What you are asked to do:
Find every line in the records below that contains the word "regions", and copy each such line.

Exercise inputs:
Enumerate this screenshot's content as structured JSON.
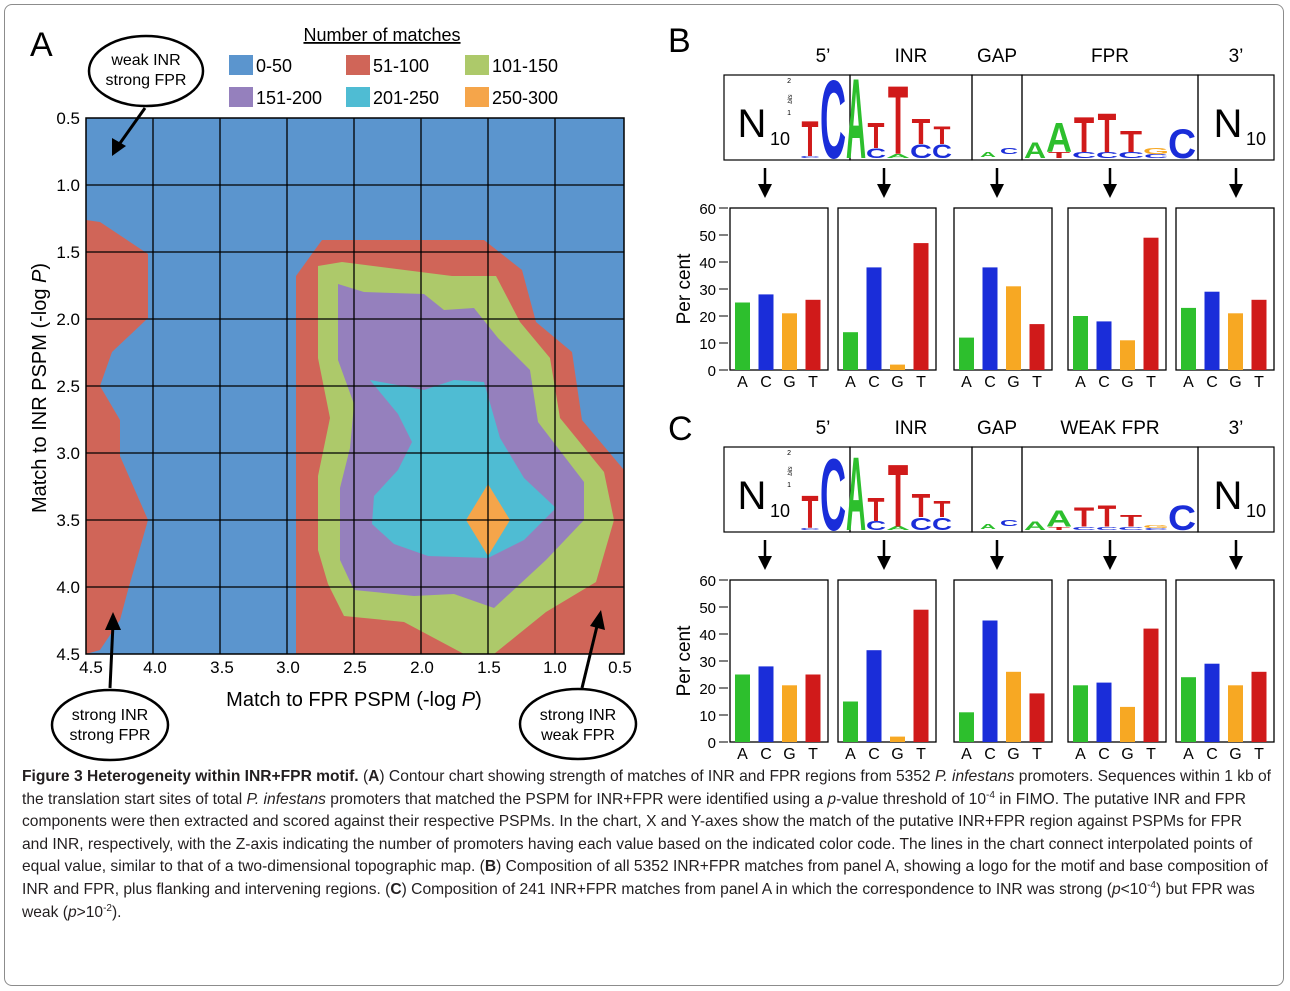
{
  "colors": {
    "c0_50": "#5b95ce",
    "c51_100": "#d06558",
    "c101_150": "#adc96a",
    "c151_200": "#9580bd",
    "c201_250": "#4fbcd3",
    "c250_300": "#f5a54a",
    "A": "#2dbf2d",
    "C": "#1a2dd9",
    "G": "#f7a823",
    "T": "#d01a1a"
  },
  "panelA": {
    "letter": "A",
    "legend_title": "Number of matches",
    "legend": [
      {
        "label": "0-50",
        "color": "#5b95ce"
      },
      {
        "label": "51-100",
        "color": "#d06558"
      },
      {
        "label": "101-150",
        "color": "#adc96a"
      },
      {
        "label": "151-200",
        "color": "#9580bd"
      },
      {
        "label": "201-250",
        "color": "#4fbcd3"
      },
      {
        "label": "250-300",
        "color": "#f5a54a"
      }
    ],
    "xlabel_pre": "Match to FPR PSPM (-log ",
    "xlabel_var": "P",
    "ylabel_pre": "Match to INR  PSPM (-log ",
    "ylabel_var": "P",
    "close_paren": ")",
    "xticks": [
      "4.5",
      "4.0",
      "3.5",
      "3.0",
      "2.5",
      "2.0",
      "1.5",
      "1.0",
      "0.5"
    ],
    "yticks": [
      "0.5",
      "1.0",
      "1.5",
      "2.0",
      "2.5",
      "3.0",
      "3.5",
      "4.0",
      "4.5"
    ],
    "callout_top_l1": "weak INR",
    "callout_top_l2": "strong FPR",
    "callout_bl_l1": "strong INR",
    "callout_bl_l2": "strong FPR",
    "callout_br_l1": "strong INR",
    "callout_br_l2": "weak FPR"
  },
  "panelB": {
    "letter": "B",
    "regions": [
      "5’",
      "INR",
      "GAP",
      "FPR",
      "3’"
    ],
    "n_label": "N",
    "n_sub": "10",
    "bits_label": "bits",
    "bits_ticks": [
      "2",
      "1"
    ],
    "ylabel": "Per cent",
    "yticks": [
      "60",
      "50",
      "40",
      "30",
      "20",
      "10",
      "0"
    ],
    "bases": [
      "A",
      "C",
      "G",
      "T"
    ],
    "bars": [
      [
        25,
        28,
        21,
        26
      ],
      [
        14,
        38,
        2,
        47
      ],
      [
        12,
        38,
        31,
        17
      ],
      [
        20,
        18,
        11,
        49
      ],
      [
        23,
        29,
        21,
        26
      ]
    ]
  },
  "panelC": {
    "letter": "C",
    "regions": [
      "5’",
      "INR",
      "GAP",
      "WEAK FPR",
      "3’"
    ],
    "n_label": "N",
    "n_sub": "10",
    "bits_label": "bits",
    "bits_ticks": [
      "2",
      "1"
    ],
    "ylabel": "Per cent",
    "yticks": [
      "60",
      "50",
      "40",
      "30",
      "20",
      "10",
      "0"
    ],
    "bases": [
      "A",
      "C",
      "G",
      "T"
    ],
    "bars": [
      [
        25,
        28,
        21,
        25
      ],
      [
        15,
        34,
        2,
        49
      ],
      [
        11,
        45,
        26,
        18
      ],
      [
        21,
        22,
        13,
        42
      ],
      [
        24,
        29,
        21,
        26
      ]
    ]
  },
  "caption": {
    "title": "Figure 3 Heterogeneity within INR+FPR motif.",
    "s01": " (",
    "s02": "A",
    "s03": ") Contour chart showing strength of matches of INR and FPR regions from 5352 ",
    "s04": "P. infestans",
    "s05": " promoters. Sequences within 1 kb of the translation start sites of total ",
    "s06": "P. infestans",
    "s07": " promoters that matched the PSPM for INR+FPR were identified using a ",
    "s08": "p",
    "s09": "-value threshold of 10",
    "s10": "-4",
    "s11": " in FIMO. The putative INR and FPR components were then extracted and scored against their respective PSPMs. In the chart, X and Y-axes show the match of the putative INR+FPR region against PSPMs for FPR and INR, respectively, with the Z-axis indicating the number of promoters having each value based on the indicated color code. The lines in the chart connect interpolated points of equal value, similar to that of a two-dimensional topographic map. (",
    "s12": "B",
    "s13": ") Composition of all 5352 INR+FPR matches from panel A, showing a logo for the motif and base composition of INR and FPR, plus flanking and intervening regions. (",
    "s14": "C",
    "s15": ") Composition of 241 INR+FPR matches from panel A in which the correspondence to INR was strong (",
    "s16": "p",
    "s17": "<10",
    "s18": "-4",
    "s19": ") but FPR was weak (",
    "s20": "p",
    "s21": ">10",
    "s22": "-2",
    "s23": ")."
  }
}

Answer for this exercise:
    "regions": [
    "regions": [
    "s03": ") Contour chart showing strength of matches of INR and FPR regions from 5352 ",
    "s13": ") Composition of all 5352 INR+FPR matches from panel A, showing a logo for the motif and base composition of INR and FPR, plus flanking and intervening regions. (",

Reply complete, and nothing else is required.